----- Records to use

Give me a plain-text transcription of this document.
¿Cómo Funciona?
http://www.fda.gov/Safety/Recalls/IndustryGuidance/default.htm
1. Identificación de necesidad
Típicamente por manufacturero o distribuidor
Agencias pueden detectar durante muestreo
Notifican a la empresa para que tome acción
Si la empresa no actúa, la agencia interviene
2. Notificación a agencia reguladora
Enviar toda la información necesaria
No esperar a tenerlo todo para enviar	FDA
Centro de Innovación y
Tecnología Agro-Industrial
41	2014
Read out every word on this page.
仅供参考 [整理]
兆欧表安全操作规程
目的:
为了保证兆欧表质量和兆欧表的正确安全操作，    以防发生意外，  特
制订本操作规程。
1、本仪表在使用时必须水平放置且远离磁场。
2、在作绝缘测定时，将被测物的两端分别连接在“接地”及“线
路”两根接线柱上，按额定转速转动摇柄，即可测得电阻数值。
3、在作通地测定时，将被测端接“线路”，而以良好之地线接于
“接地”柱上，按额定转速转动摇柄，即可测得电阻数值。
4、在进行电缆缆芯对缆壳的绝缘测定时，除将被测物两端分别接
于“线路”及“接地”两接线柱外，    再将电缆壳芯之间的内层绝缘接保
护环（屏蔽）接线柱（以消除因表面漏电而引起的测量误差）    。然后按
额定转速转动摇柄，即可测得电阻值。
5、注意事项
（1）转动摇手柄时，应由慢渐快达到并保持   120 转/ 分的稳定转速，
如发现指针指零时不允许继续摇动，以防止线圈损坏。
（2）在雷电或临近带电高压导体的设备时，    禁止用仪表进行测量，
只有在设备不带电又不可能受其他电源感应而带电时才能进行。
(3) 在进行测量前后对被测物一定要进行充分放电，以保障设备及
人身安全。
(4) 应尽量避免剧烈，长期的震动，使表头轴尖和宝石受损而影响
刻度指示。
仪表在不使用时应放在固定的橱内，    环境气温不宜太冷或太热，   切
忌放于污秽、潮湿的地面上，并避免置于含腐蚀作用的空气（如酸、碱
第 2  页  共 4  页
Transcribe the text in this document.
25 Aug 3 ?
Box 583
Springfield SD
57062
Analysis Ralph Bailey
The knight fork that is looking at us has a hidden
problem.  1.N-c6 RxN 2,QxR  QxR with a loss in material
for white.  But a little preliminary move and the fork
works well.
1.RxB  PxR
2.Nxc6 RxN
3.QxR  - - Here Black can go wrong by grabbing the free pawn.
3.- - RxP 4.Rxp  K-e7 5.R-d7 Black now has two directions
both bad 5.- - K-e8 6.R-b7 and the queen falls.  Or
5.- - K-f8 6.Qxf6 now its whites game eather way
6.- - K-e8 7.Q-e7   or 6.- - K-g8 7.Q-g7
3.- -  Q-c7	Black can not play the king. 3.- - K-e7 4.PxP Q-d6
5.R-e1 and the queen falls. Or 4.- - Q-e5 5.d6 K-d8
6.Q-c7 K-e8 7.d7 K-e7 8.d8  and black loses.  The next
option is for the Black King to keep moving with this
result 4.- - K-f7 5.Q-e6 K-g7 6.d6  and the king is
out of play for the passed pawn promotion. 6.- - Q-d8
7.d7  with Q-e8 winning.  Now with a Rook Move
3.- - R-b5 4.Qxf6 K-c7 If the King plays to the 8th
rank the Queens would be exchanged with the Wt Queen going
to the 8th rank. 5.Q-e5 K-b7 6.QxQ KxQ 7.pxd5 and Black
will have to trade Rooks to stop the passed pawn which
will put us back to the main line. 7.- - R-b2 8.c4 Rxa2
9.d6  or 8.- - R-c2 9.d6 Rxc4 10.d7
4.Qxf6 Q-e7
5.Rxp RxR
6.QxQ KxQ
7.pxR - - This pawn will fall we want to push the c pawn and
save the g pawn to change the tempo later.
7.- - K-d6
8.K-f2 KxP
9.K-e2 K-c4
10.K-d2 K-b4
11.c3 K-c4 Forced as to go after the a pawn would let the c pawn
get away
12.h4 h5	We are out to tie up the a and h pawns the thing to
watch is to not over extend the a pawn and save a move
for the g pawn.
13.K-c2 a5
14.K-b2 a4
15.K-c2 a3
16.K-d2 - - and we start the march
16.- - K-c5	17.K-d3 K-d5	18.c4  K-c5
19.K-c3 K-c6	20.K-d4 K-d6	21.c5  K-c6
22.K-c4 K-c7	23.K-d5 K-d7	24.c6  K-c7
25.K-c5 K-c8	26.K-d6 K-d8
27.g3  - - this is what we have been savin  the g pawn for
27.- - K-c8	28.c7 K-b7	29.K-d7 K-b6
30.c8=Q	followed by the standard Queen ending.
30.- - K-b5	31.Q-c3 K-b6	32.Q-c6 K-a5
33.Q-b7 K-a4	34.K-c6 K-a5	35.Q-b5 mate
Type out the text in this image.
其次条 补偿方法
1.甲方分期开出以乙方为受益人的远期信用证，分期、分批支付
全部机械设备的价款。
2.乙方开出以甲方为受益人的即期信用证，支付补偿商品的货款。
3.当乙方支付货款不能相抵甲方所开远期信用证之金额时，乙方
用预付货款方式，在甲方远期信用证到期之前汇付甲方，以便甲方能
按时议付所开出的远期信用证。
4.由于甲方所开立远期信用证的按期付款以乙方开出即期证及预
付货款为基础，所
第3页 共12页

----------

_Exercise description:_
Collect each line holding the string "document".

_Answer for this exercise:_
Give me a plain-text transcription of this document.
Transcribe the text in this document.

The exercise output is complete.